→ **EXERCISE DESCRIPTION**:
Could you repeat the records below exactly, leaving out any pictures?

Stored items from a collection:
## Begin

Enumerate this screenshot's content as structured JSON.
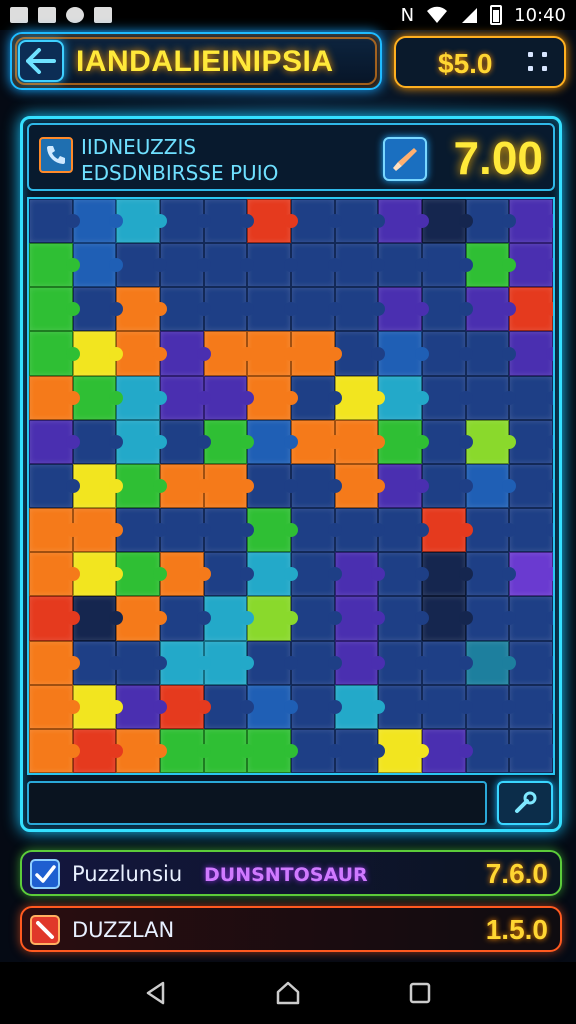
{
  "status_bar": {
    "time": "10:40",
    "icons": [
      "notification-icon",
      "image-icon",
      "app-icon",
      "cast-icon",
      "nfc-icon",
      "wifi-icon",
      "signal-icon",
      "battery-icon"
    ]
  },
  "header": {
    "title": "IANDALIEINIPSIA",
    "coins": "$5.0",
    "back_icon": "arrow-left-icon",
    "menu_icon": "grid-dots-icon"
  },
  "info": {
    "line1": "IIDNEUZZIS",
    "line2": "EDSDNBIRSSE PUIO",
    "score": "7.00",
    "left_icon": "phone-icon",
    "tool_icon": "brush-icon"
  },
  "board": {
    "colors": {
      "navy": "#1e3f86",
      "blue": "#1f5fb5",
      "cyan": "#23a9c9",
      "green": "#2fbf34",
      "lime": "#8ad92c",
      "yellow": "#f2e51f",
      "orange": "#f57a1a",
      "red": "#e53a1e",
      "purple": "#4a2fb0",
      "violet": "#6a3ad0",
      "teal": "#1d7f9e",
      "dark": "#15264f"
    },
    "rows": [
      [
        "navy",
        "blue",
        "cyan",
        "navy",
        "navy",
        "red",
        "navy",
        "navy",
        "purple",
        "dark",
        "navy",
        "purple"
      ],
      [
        "green",
        "blue",
        "navy",
        "navy",
        "navy",
        "navy",
        "navy",
        "navy",
        "navy",
        "navy",
        "green",
        "purple"
      ],
      [
        "green",
        "navy",
        "orange",
        "navy",
        "navy",
        "navy",
        "navy",
        "navy",
        "purple",
        "navy",
        "purple",
        "red"
      ],
      [
        "green",
        "yellow",
        "orange",
        "purple",
        "orange",
        "orange",
        "orange",
        "navy",
        "blue",
        "navy",
        "navy",
        "purple"
      ],
      [
        "orange",
        "green",
        "cyan",
        "purple",
        "purple",
        "orange",
        "navy",
        "yellow",
        "cyan",
        "navy",
        "navy",
        "navy"
      ],
      [
        "purple",
        "navy",
        "cyan",
        "navy",
        "green",
        "blue",
        "orange",
        "orange",
        "green",
        "navy",
        "lime",
        "navy"
      ],
      [
        "navy",
        "yellow",
        "green",
        "orange",
        "orange",
        "navy",
        "navy",
        "orange",
        "purple",
        "navy",
        "blue",
        "navy"
      ],
      [
        "orange",
        "orange",
        "navy",
        "navy",
        "navy",
        "green",
        "navy",
        "navy",
        "navy",
        "red",
        "navy",
        "navy"
      ],
      [
        "orange",
        "yellow",
        "green",
        "orange",
        "navy",
        "cyan",
        "navy",
        "purple",
        "navy",
        "dark",
        "navy",
        "violet"
      ],
      [
        "red",
        "dark",
        "orange",
        "navy",
        "cyan",
        "lime",
        "navy",
        "purple",
        "navy",
        "dark",
        "navy",
        "navy"
      ],
      [
        "orange",
        "navy",
        "navy",
        "cyan",
        "cyan",
        "navy",
        "navy",
        "purple",
        "navy",
        "navy",
        "teal",
        "navy"
      ],
      [
        "orange",
        "yellow",
        "purple",
        "red",
        "navy",
        "blue",
        "navy",
        "cyan",
        "navy",
        "navy",
        "navy",
        "navy"
      ],
      [
        "orange",
        "red",
        "orange",
        "green",
        "green",
        "green",
        "navy",
        "navy",
        "yellow",
        "purple",
        "navy",
        "navy"
      ]
    ],
    "tray_tool_icon": "wrench-icon"
  },
  "bottom_rows": [
    {
      "label": "Puzzlunsiu",
      "sub": "DUNSNTOSAUR",
      "value": "7.6.0",
      "icon": "check-icon"
    },
    {
      "label": "DUZZLAN",
      "sub": "",
      "value": "1.5.0",
      "icon": "slash-icon"
    }
  ],
  "nav": {
    "back": "back-triangle-icon",
    "home": "home-icon",
    "recents": "recents-square-icon"
  }
}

## End

→ **CORRECT RESPONSE**:
Enumerate this screenshot's content as structured JSON.
{
  "status_bar": {
    "time": "10:40",
    "icons": [
      "notification-icon",
      "image-icon",
      "app-icon",
      "cast-icon",
      "nfc-icon",
      "wifi-icon",
      "signal-icon",
      "battery-icon"
    ]
  },
  "header": {
    "title": "IANDALIEINIPSIA",
    "coins": "$5.0",
    "back_icon": "arrow-left-icon",
    "menu_icon": "grid-dots-icon"
  },
  "info": {
    "line1": "IIDNEUZZIS",
    "line2": "EDSDNBIRSSE PUIO",
    "score": "7.00",
    "left_icon": "phone-icon",
    "tool_icon": "brush-icon"
  },
  "board": {
    "colors": {
      "navy": "#1e3f86",
      "blue": "#1f5fb5",
      "cyan": "#23a9c9",
      "green": "#2fbf34",
      "lime": "#8ad92c",
      "yellow": "#f2e51f",
      "orange": "#f57a1a",
      "red": "#e53a1e",
      "purple": "#4a2fb0",
      "violet": "#6a3ad0",
      "teal": "#1d7f9e",
      "dark": "#15264f"
    },
    "rows": [
      [
        "navy",
        "blue",
        "cyan",
        "navy",
        "navy",
        "red",
        "navy",
        "navy",
        "purple",
        "dark",
        "navy",
        "purple"
      ],
      [
        "green",
        "blue",
        "navy",
        "navy",
        "navy",
        "navy",
        "navy",
        "navy",
        "navy",
        "navy",
        "green",
        "purple"
      ],
      [
        "green",
        "navy",
        "orange",
        "navy",
        "navy",
        "navy",
        "navy",
        "navy",
        "purple",
        "navy",
        "purple",
        "red"
      ],
      [
        "green",
        "yellow",
        "orange",
        "purple",
        "orange",
        "orange",
        "orange",
        "navy",
        "blue",
        "navy",
        "navy",
        "purple"
      ],
      [
        "orange",
        "green",
        "cyan",
        "purple",
        "purple",
        "orange",
        "navy",
        "yellow",
        "cyan",
        "navy",
        "navy",
        "navy"
      ],
      [
        "purple",
        "navy",
        "cyan",
        "navy",
        "green",
        "blue",
        "orange",
        "orange",
        "green",
        "navy",
        "lime",
        "navy"
      ],
      [
        "navy",
        "yellow",
        "green",
        "orange",
        "orange",
        "navy",
        "navy",
        "orange",
        "purple",
        "navy",
        "blue",
        "navy"
      ],
      [
        "orange",
        "orange",
        "navy",
        "navy",
        "navy",
        "green",
        "navy",
        "navy",
        "navy",
        "red",
        "navy",
        "navy"
      ],
      [
        "orange",
        "yellow",
        "green",
        "orange",
        "navy",
        "cyan",
        "navy",
        "purple",
        "navy",
        "dark",
        "navy",
        "violet"
      ],
      [
        "red",
        "dark",
        "orange",
        "navy",
        "cyan",
        "lime",
        "navy",
        "purple",
        "navy",
        "dark",
        "navy",
        "navy"
      ],
      [
        "orange",
        "navy",
        "navy",
        "cyan",
        "cyan",
        "navy",
        "navy",
        "purple",
        "navy",
        "navy",
        "teal",
        "navy"
      ],
      [
        "orange",
        "yellow",
        "purple",
        "red",
        "navy",
        "blue",
        "navy",
        "cyan",
        "navy",
        "navy",
        "navy",
        "navy"
      ],
      [
        "orange",
        "red",
        "orange",
        "green",
        "green",
        "green",
        "navy",
        "navy",
        "yellow",
        "purple",
        "navy",
        "navy"
      ]
    ],
    "tray_tool_icon": "wrench-icon"
  },
  "bottom_rows": [
    {
      "label": "Puzzlunsiu",
      "sub": "DUNSNTOSAUR",
      "value": "7.6.0",
      "icon": "check-icon"
    },
    {
      "label": "DUZZLAN",
      "sub": "",
      "value": "1.5.0",
      "icon": "slash-icon"
    }
  ],
  "nav": {
    "back": "back-triangle-icon",
    "home": "home-icon",
    "recents": "recents-square-icon"
  }
}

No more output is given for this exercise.